** Start of Given data **
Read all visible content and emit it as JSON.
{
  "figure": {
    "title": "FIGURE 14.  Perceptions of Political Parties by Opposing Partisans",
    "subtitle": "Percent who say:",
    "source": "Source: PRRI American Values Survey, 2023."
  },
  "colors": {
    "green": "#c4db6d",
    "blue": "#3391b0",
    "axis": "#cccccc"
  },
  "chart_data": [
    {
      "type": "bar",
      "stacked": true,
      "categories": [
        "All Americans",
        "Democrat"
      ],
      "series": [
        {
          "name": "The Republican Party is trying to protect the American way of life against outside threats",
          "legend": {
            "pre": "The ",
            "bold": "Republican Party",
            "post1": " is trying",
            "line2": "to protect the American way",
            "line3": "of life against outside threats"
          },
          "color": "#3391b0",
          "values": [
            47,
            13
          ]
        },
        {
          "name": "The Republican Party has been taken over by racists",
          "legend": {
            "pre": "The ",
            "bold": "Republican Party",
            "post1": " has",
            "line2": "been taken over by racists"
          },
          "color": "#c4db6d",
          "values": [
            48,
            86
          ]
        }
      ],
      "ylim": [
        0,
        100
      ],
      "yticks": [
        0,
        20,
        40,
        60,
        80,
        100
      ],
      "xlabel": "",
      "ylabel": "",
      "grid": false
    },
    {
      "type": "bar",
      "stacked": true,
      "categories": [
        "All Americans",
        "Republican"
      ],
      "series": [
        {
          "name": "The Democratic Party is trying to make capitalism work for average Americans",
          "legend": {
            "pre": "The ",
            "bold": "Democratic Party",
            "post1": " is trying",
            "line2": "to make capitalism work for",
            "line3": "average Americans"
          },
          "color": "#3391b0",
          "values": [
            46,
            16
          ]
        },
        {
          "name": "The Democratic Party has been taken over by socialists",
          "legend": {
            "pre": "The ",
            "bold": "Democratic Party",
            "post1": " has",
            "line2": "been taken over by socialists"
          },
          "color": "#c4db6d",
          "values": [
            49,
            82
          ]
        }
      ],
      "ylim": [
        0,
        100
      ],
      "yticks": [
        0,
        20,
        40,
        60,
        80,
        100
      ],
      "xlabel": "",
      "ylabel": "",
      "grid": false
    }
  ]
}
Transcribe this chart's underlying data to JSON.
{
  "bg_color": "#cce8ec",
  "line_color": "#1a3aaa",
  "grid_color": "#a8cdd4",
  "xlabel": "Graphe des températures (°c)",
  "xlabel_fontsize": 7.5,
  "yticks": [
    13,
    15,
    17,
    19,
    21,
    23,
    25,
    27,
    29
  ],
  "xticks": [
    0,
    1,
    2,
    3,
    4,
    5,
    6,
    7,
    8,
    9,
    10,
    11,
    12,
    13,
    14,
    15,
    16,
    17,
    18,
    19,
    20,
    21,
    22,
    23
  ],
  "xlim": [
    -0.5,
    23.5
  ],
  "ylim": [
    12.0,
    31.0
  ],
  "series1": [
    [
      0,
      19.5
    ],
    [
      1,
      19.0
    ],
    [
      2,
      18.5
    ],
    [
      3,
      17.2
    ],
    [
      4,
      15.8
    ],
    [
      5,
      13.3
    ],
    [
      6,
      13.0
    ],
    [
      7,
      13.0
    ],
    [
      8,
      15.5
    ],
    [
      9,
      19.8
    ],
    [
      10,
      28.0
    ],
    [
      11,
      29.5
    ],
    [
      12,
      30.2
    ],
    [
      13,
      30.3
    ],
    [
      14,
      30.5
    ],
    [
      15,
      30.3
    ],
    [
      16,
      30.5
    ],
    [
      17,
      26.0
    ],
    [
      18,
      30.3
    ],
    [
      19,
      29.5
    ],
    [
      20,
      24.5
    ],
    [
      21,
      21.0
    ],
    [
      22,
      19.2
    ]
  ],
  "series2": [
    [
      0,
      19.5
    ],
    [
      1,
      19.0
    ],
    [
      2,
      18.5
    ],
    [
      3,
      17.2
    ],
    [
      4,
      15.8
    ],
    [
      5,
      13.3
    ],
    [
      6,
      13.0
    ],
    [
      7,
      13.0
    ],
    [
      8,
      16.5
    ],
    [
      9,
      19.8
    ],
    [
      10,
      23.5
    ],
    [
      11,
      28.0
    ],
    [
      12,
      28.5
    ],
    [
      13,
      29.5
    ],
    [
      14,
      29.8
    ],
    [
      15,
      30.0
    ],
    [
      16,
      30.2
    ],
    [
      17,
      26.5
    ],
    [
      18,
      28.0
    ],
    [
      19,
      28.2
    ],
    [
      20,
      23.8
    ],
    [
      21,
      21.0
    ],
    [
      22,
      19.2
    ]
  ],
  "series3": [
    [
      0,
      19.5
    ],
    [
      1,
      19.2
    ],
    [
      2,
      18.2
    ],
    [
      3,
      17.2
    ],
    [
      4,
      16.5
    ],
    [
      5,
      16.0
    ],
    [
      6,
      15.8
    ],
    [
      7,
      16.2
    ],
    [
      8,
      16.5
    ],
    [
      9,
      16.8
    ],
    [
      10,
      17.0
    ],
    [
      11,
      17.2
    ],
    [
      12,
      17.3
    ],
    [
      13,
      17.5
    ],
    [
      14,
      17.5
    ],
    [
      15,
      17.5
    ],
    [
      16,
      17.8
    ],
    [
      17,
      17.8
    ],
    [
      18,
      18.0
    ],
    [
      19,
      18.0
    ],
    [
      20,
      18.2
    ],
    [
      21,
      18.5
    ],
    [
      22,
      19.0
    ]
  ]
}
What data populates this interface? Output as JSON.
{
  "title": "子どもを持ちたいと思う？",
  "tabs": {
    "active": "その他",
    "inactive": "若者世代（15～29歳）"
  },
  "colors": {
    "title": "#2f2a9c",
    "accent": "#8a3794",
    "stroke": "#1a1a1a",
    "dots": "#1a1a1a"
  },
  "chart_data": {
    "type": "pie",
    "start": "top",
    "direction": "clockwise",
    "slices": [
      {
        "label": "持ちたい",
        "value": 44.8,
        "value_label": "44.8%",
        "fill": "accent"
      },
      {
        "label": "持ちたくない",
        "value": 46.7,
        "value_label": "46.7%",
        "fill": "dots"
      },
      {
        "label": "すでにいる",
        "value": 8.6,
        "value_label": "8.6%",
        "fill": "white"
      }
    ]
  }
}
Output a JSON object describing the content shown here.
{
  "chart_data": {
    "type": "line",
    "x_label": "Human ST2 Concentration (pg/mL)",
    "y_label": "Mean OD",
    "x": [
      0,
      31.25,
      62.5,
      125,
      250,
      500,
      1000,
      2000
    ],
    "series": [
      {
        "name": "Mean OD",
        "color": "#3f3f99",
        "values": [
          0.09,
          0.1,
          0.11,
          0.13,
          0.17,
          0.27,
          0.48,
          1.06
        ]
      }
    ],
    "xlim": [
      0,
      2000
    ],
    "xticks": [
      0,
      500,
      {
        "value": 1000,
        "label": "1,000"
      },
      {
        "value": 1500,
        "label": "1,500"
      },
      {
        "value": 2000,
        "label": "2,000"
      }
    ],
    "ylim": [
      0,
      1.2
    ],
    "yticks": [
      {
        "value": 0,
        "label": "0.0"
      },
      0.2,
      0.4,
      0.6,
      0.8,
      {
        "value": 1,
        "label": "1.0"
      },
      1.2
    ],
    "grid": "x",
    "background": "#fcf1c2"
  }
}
** End of Given data **
Look through the data above. Copy every line with the string "JSON" in it.

*Final answer*.
Read all visible content and emit it as JSON.
Transcribe this chart's underlying data to JSON.
What data populates this interface? Output as JSON.
Output a JSON object describing the content shown here.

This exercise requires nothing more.